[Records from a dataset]
::::

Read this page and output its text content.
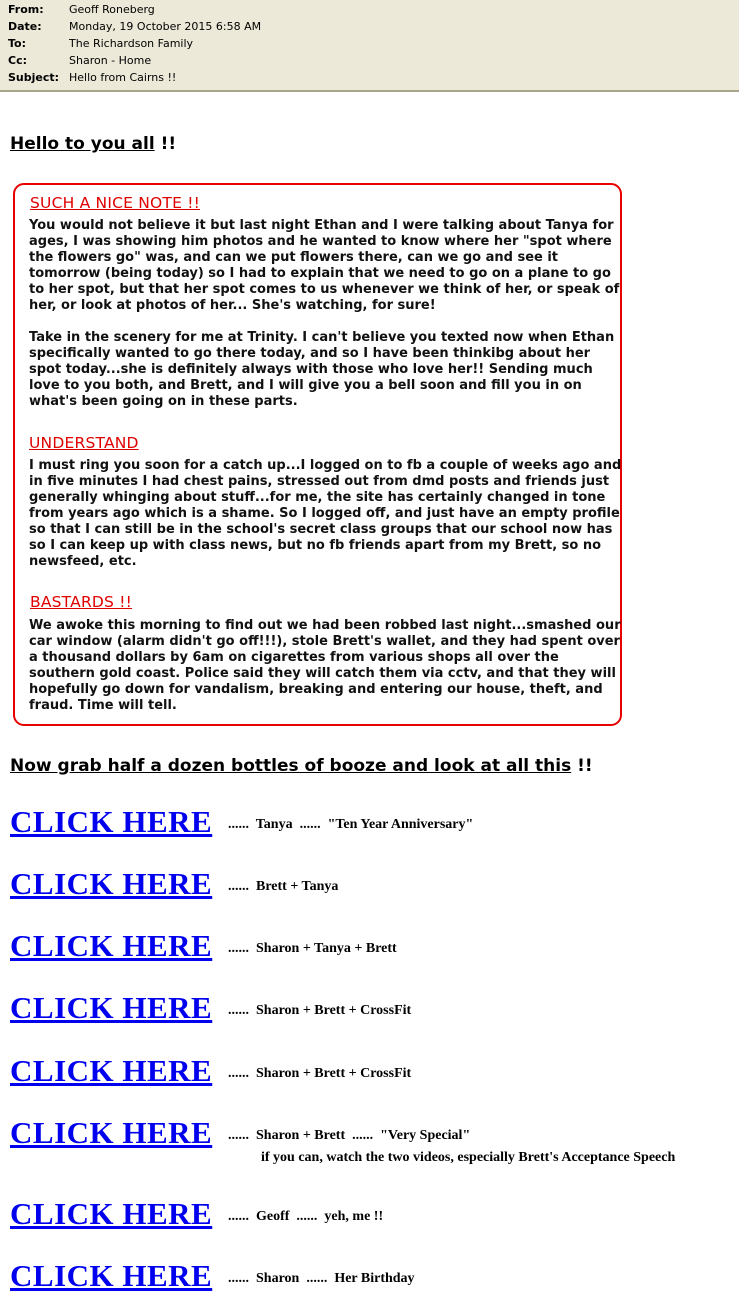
From:	Geoff Roneberg
Date:	Monday, 19 October 2015 6:58 AM
To:	The Richardson Family
Cc:	Sharon - Home
Subject: Hello from Cairns !!
Hello to you all !!
SUCH A NICE NOTE !!
You would not believe it but last night Ethan and I were talking about Tanya for ages, I was showing him photos and he wanted to know where her "spot where the flowers go" was, and can we put flowers there, can we go and see it tomorrow (being today) so I had to explain that we need to go on a plane to go to her spot, but that her spot comes to us whenever we think of her, or speak of her, or look at photos of her... She's watching, for sure!
Take in the scenery for me at Trinity. I can't believe you texted now when Ethan specifically wanted to go there today, and so I have been thinkibg about her spot today...she is definitely always with those who love her!! Sending much love to you both, and Brett, and I will give you a bell soon and fill you in on what's been going on in these parts.
UNDERSTAND
I must ring you soon for a catch up...I logged on to fb a couple of weeks ago and in five minutes I had chest pains, stressed out from dmd posts and friends just generally whinging about stuff...for me, the site has certainly changed in tone from years ago which is a shame. So I logged off, and just have an empty profile so that I can still be in the school's secret class groups that our school now has so I can keep up with class news, but no fb friends apart from my Brett, so no newsfeed, etc.
BASTARDS !!
We awoke this morning to find out we had been robbed last night...smashed our car window (alarm didn't go off!!!), stole Brett's wallet, and they had spent over a thousand dollars by 6am on cigarettes from various shops all over the southern gold coast. Police said they will catch them via cctv, and that they will hopefully go down for vandalism, breaking and entering our house, theft, and fraud. Time will tell.
Now grab half a dozen bottles of booze and look at all this !!
CLICK HERE ......  Tanya  ......  "Ten Year Anniversary"
CLICK HERE ......  Brett + Tanya
CLICK HERE ......  Sharon + Tanya + Brett
CLICK HERE ......  Sharon + Brett + CrossFit
CLICK HERE ......  Sharon + Brett + CrossFit
CLICK HERE ......  Sharon + Brett  ......  "Very Special"
if you can, watch the two videos, especially Brett's Acceptance Speech
CLICK HERE ......  Geoff  ......  yeh, me !!
CLICK HERE ......  Sharon  ......  Her Birthday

::::

STATED PROBLEM
Copy every record above exactly, leaving out any pictures.

RESPONSE TO THE TASK
Read this page and output its text content.
From:	Geoff Roneberg
Date:	Monday, 19 October 2015 6:58 AM
To:	The Richardson Family
Cc:	Sharon - Home
Subject: Hello from Cairns !!
Hello to you all !!
SUCH A NICE NOTE !!
You would not believe it but last night Ethan and I were talking about Tanya for ages, I was showing him photos and he wanted to know where her "spot where the flowers go" was, and can we put flowers there, can we go and see it tomorrow (being today) so I had to explain that we need to go on a plane to go to her spot, but that her spot comes to us whenever we think of her, or speak of her, or look at photos of her... She's watching, for sure!
Take in the scenery for me at Trinity. I can't believe you texted now when Ethan specifically wanted to go there today, and so I have been thinkibg about her spot today...she is definitely always with those who love her!! Sending much love to you both, and Brett, and I will give you a bell soon and fill you in on what's been going on in these parts.
UNDERSTAND
I must ring you soon for a catch up...I logged on to fb a couple of weeks ago and in five minutes I had chest pains, stressed out from dmd posts and friends just generally whinging about stuff...for me, the site has certainly changed in tone from years ago which is a shame. So I logged off, and just have an empty profile so that I can still be in the school's secret class groups that our school now has so I can keep up with class news, but no fb friends apart from my Brett, so no newsfeed, etc.
BASTARDS !!
We awoke this morning to find out we had been robbed last night...smashed our car window (alarm didn't go off!!!), stole Brett's wallet, and they had spent over a thousand dollars by 6am on cigarettes from various shops all over the southern gold coast. Police said they will catch them via cctv, and that they will hopefully go down for vandalism, breaking and entering our house, theft, and fraud. Time will tell.
Now grab half a dozen bottles of booze and look at all this !!
CLICK HERE ......  Tanya  ......  "Ten Year Anniversary"
CLICK HERE ......  Brett + Tanya
CLICK HERE ......  Sharon + Tanya + Brett
CLICK HERE ......  Sharon + Brett + CrossFit
CLICK HERE ......  Sharon + Brett + CrossFit
CLICK HERE ......  Sharon + Brett  ......  "Very Special"
if you can, watch the two videos, especially Brett's Acceptance Speech
CLICK HERE ......  Geoff  ......  yeh, me !!
CLICK HERE ......  Sharon  ......  Her Birthday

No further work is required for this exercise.